- Written exercise
Quote the whole listing verbatim.
┄┄┄┄┄┄
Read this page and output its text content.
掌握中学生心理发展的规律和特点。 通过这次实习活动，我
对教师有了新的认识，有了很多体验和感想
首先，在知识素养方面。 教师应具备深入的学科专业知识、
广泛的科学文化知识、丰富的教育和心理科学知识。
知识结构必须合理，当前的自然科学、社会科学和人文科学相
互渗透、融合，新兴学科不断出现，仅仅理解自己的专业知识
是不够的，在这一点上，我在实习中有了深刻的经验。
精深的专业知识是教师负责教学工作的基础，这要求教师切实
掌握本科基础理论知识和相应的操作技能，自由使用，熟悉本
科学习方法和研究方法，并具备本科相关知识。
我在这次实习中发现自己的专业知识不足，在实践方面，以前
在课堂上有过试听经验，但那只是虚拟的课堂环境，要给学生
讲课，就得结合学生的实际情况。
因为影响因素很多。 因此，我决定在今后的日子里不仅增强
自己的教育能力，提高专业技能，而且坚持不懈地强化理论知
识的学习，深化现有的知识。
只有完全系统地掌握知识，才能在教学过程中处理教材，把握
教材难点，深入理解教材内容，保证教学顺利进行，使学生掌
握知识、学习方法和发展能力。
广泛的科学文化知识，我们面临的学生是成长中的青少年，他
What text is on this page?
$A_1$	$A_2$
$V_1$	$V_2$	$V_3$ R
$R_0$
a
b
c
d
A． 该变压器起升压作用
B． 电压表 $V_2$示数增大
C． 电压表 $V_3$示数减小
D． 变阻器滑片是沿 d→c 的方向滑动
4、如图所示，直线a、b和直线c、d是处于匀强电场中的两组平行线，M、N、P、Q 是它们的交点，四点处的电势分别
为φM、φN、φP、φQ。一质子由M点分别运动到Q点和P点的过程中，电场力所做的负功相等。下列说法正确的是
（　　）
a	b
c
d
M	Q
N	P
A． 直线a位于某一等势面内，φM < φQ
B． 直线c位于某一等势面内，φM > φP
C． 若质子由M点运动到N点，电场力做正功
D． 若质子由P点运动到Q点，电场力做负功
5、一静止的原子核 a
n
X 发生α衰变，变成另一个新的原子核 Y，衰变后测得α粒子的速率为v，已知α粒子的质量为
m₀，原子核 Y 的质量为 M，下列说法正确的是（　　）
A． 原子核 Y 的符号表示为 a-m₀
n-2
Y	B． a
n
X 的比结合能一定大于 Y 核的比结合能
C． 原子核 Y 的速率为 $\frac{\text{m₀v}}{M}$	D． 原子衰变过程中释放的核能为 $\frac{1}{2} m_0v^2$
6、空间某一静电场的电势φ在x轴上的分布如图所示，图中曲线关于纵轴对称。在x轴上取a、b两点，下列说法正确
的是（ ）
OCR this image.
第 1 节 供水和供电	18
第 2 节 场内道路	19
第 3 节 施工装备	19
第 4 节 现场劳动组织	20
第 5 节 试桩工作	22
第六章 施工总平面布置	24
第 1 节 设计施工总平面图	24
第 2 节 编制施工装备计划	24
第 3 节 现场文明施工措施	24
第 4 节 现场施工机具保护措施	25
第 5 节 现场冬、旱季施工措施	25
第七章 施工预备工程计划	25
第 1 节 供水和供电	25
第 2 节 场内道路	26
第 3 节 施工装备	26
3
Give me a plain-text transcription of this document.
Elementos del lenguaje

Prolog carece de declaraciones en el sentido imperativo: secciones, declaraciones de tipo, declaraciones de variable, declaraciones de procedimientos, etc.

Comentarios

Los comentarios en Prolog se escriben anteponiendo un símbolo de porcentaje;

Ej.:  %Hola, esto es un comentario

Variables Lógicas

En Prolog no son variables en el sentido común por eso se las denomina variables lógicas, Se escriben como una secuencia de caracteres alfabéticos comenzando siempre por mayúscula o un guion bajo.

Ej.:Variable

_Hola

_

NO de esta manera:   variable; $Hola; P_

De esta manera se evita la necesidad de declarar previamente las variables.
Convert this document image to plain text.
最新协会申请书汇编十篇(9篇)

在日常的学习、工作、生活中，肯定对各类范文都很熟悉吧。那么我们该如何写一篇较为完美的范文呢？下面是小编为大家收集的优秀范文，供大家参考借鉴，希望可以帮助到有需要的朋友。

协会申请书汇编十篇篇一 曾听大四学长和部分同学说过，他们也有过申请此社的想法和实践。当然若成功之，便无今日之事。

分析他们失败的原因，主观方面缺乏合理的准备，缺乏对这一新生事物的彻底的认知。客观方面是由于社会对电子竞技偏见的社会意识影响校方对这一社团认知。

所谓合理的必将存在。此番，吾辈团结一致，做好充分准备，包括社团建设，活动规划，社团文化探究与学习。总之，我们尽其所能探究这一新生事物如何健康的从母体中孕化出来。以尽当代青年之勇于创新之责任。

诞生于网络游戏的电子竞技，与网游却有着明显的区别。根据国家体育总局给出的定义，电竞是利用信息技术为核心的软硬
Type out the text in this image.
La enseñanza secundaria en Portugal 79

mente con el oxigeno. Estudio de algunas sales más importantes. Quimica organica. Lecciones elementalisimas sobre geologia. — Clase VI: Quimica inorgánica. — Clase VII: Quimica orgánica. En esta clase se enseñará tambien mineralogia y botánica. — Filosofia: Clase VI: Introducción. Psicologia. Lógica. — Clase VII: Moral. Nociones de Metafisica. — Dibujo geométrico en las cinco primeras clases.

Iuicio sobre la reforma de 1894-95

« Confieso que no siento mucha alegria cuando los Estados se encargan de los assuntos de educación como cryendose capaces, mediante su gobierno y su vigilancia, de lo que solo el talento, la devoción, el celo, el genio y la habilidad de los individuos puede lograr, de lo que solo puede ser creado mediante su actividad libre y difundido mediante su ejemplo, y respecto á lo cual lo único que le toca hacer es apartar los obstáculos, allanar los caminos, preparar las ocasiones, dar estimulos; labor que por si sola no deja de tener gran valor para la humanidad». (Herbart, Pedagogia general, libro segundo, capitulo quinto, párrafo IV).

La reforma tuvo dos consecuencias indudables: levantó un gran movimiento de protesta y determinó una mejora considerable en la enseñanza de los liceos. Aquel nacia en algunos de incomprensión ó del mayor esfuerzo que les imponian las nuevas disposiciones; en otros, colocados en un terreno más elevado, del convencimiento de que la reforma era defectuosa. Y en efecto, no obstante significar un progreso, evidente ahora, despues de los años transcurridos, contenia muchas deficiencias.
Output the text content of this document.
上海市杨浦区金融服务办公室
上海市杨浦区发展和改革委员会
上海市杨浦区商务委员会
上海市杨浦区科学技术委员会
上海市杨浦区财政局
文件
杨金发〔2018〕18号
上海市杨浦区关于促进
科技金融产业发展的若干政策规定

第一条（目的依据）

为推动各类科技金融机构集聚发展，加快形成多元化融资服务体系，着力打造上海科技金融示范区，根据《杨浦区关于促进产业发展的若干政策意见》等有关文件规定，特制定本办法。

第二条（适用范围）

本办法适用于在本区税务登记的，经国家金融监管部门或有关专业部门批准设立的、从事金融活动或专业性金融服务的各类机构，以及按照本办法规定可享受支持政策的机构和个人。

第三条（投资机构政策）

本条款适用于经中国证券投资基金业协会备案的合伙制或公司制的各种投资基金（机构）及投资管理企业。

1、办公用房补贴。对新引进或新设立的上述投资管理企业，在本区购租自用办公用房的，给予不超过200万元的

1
┄┄┄┄┄┄
- Solution for this problem
Read this page and output its text content.
掌握中学生心理发展的规律和特点。 通过这次实习活动，我
对教师有了新的认识，有了很多体验和感想
首先，在知识素养方面。 教师应具备深入的学科专业知识、
广泛的科学文化知识、丰富的教育和心理科学知识。
知识结构必须合理，当前的自然科学、社会科学和人文科学相
互渗透、融合，新兴学科不断出现，仅仅理解自己的专业知识
是不够的，在这一点上，我在实习中有了深刻的经验。
精深的专业知识是教师负责教学工作的基础，这要求教师切实
掌握本科基础理论知识和相应的操作技能，自由使用，熟悉本
科学习方法和研究方法，并具备本科相关知识。
我在这次实习中发现自己的专业知识不足，在实践方面，以前
在课堂上有过试听经验，但那只是虚拟的课堂环境，要给学生
讲课，就得结合学生的实际情况。
因为影响因素很多。 因此，我决定在今后的日子里不仅增强
自己的教育能力，提高专业技能，而且坚持不懈地强化理论知
识的学习，深化现有的知识。
只有完全系统地掌握知识，才能在教学过程中处理教材，把握
教材难点，深入理解教材内容，保证教学顺利进行，使学生掌
握知识、学习方法和发展能力。
广泛的科学文化知识，我们面临的学生是成长中的青少年，他
What text is on this page?
$A_1$	$A_2$
$V_1$	$V_2$	$V_3$ R
$R_0$
a
b
c
d
A． 该变压器起升压作用
B． 电压表 $V_2$示数增大
C． 电压表 $V_3$示数减小
D． 变阻器滑片是沿 d→c 的方向滑动
4、如图所示，直线a、b和直线c、d是处于匀强电场中的两组平行线，M、N、P、Q 是它们的交点，四点处的电势分别
为φM、φN、φP、φQ。一质子由M点分别运动到Q点和P点的过程中，电场力所做的负功相等。下列说法正确的是
（　　）
a	b
c
d
M	Q
N	P
A． 直线a位于某一等势面内，φM < φQ
B． 直线c位于某一等势面内，φM > φP
C． 若质子由M点运动到N点，电场力做正功
D． 若质子由P点运动到Q点，电场力做负功
5、一静止的原子核 a
n
X 发生α衰变，变成另一个新的原子核 Y，衰变后测得α粒子的速率为v，已知α粒子的质量为
m₀，原子核 Y 的质量为 M，下列说法正确的是（　　）
A． 原子核 Y 的符号表示为 a-m₀
n-2
Y	B． a
n
X 的比结合能一定大于 Y 核的比结合能
C． 原子核 Y 的速率为 $\frac{\text{m₀v}}{M}$	D． 原子衰变过程中释放的核能为 $\frac{1}{2} m_0v^2$
6、空间某一静电场的电势φ在x轴上的分布如图所示，图中曲线关于纵轴对称。在x轴上取a、b两点，下列说法正确
的是（ ）
OCR this image.
第 1 节 供水和供电	18
第 2 节 场内道路	19
第 3 节 施工装备	19
第 4 节 现场劳动组织	20
第 5 节 试桩工作	22
第六章 施工总平面布置	24
第 1 节 设计施工总平面图	24
第 2 节 编制施工装备计划	24
第 3 节 现场文明施工措施	24
第 4 节 现场施工机具保护措施	25
第 5 节 现场冬、旱季施工措施	25
第七章 施工预备工程计划	25
第 1 节 供水和供电	25
第 2 节 场内道路	26
第 3 节 施工装备	26
3
Give me a plain-text transcription of this document.
Elementos del lenguaje

Prolog carece de declaraciones en el sentido imperativo: secciones, declaraciones de tipo, declaraciones de variable, declaraciones de procedimientos, etc.

Comentarios

Los comentarios en Prolog se escriben anteponiendo un símbolo de porcentaje;

Ej.:  %Hola, esto es un comentario

Variables Lógicas

En Prolog no son variables en el sentido común por eso se las denomina variables lógicas, Se escriben como una secuencia de caracteres alfabéticos comenzando siempre por mayúscula o un guion bajo.

Ej.:Variable

_Hola

_

NO de esta manera:   variable; $Hola; P_

De esta manera se evita la necesidad de declarar previamente las variables.
Convert this document image to plain text.
最新协会申请书汇编十篇(9篇)

在日常的学习、工作、生活中，肯定对各类范文都很熟悉吧。那么我们该如何写一篇较为完美的范文呢？下面是小编为大家收集的优秀范文，供大家参考借鉴，希望可以帮助到有需要的朋友。

协会申请书汇编十篇篇一 曾听大四学长和部分同学说过，他们也有过申请此社的想法和实践。当然若成功之，便无今日之事。

分析他们失败的原因，主观方面缺乏合理的准备，缺乏对这一新生事物的彻底的认知。客观方面是由于社会对电子竞技偏见的社会意识影响校方对这一社团认知。

所谓合理的必将存在。此番，吾辈团结一致，做好充分准备，包括社团建设，活动规划，社团文化探究与学习。总之，我们尽其所能探究这一新生事物如何健康的从母体中孕化出来。以尽当代青年之勇于创新之责任。

诞生于网络游戏的电子竞技，与网游却有着明显的区别。根据国家体育总局给出的定义，电竞是利用信息技术为核心的软硬
Type out the text in this image.
La enseñanza secundaria en Portugal 79

mente con el oxigeno. Estudio de algunas sales más importantes. Quimica organica. Lecciones elementalisimas sobre geologia. — Clase VI: Quimica inorgánica. — Clase VII: Quimica orgánica. En esta clase se enseñará tambien mineralogia y botánica. — Filosofia: Clase VI: Introducción. Psicologia. Lógica. — Clase VII: Moral. Nociones de Metafisica. — Dibujo geométrico en las cinco primeras clases.

Iuicio sobre la reforma de 1894-95

« Confieso que no siento mucha alegria cuando los Estados se encargan de los assuntos de educación como cryendose capaces, mediante su gobierno y su vigilancia, de lo que solo el talento, la devoción, el celo, el genio y la habilidad de los individuos puede lograr, de lo que solo puede ser creado mediante su actividad libre y difundido mediante su ejemplo, y respecto á lo cual lo único que le toca hacer es apartar los obstáculos, allanar los caminos, preparar las ocasiones, dar estimulos; labor que por si sola no deja de tener gran valor para la humanidad». (Herbart, Pedagogia general, libro segundo, capitulo quinto, párrafo IV).

La reforma tuvo dos consecuencias indudables: levantó un gran movimiento de protesta y determinó una mejora considerable en la enseñanza de los liceos. Aquel nacia en algunos de incomprensión ó del mayor esfuerzo que les imponian las nuevas disposiciones; en otros, colocados en un terreno más elevado, del convencimiento de que la reforma era defectuosa. Y en efecto, no obstante significar un progreso, evidente ahora, despues de los años transcurridos, contenia muchas deficiencias.
Output the text content of this document.
上海市杨浦区金融服务办公室
上海市杨浦区发展和改革委员会
上海市杨浦区商务委员会
上海市杨浦区科学技术委员会
上海市杨浦区财政局
文件
杨金发〔2018〕18号
上海市杨浦区关于促进
科技金融产业发展的若干政策规定

第一条（目的依据）

为推动各类科技金融机构集聚发展，加快形成多元化融资服务体系，着力打造上海科技金融示范区，根据《杨浦区关于促进产业发展的若干政策意见》等有关文件规定，特制定本办法。

第二条（适用范围）

本办法适用于在本区税务登记的，经国家金融监管部门或有关专业部门批准设立的、从事金融活动或专业性金融服务的各类机构，以及按照本办法规定可享受支持政策的机构和个人。

第三条（投资机构政策）

本条款适用于经中国证券投资基金业协会备案的合伙制或公司制的各种投资基金（机构）及投资管理企业。

1、办公用房补贴。对新引进或新设立的上述投资管理企业，在本区购租自用办公用房的，给予不超过200万元的

1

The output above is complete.